▶ **Exercise directions**
Can you find the lines of the listing that include "JSON" and copy every one?

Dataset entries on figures
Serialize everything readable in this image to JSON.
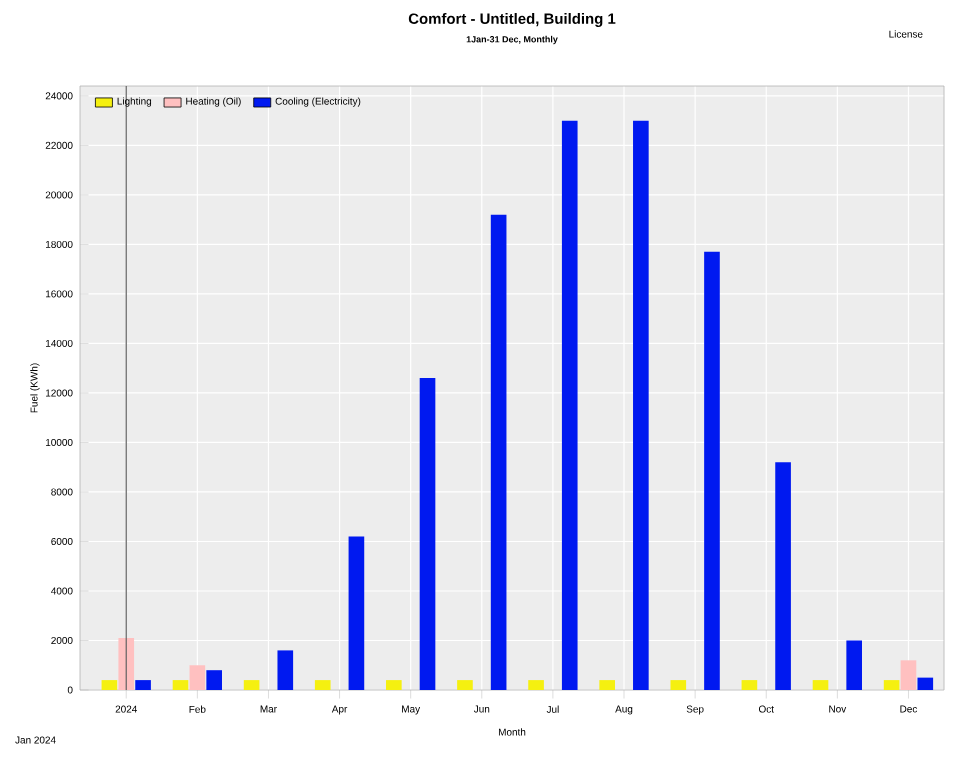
{
  "chart_data": {
    "type": "bar",
    "title": "Comfort - Untitled, Building 1",
    "subtitle": "1Jan-31 Dec, Monthly",
    "xlabel": "Month",
    "ylabel": "Fuel (KWh)",
    "annotations": [
      "License",
      "Jan 2024"
    ],
    "categories": [
      "2024",
      "Feb",
      "Mar",
      "Apr",
      "May",
      "Jun",
      "Jul",
      "Aug",
      "Sep",
      "Oct",
      "Nov",
      "Dec"
    ],
    "series": [
      {
        "name": "Lighting",
        "color": "#f5f010",
        "values": [
          400,
          400,
          400,
          400,
          400,
          400,
          400,
          400,
          400,
          400,
          400,
          400
        ]
      },
      {
        "name": "Heating (Oil)",
        "color": "#ffc0c0",
        "values": [
          2100,
          1000,
          null,
          0,
          0,
          0,
          0,
          0,
          0,
          0,
          0,
          1200
        ]
      },
      {
        "name": "Cooling (Electricity)",
        "color": "#0019f0",
        "values": [
          400,
          800,
          1600,
          6200,
          12600,
          19200,
          23000,
          23000,
          17700,
          9200,
          2000,
          500
        ]
      }
    ],
    "ylim": [
      0,
      24400
    ],
    "yticks": [
      0,
      2000,
      4000,
      6000,
      8000,
      10000,
      12000,
      14000,
      16000,
      18000,
      20000,
      22000,
      24000
    ],
    "ref_lines": [
      {
        "axis": "x",
        "value": "2024",
        "color": "#606060"
      }
    ],
    "grid": true,
    "legend": "top left"
  }
}
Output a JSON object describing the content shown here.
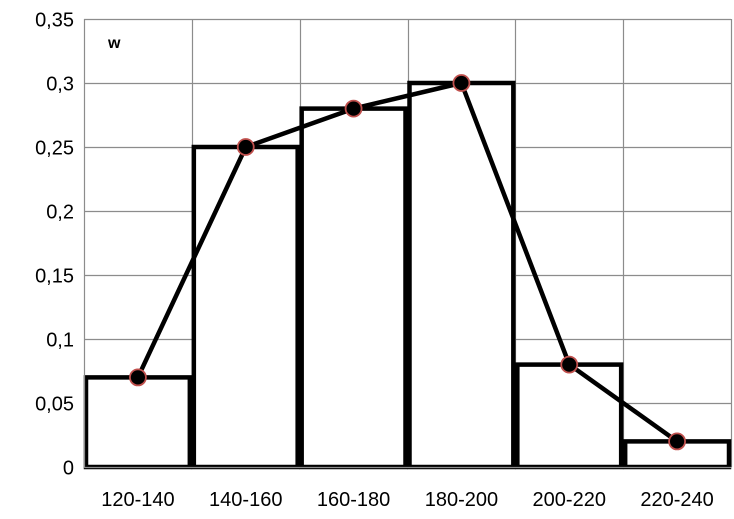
{
  "chart_data": {
    "type": "bar",
    "subtype": "histogram-with-polygon",
    "categories": [
      "120-140",
      "140-160",
      "160-180",
      "180-200",
      "200-220",
      "220-240"
    ],
    "values": [
      0.07,
      0.25,
      0.28,
      0.3,
      0.08,
      0.02
    ],
    "ylabel": "w",
    "xlabel": "",
    "title": "",
    "ylim": [
      0,
      0.35
    ],
    "yticks": [
      "0",
      "0,05",
      "0,1",
      "0,15",
      "0,2",
      "0,25",
      "0,3",
      "0,35"
    ],
    "grid": true,
    "legend": "none",
    "colors": {
      "background": "#ffffff",
      "grid": "#8c8c8c",
      "bar_stroke": "#000000",
      "bar_fill": "#ffffff",
      "polygon": "#000000",
      "marker_fill": "#000000",
      "marker_stroke": "#c0504d"
    }
  }
}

▶ **Final answer**
Serialize everything readable in this image to JSON.
Output a JSON object describing the content shown here.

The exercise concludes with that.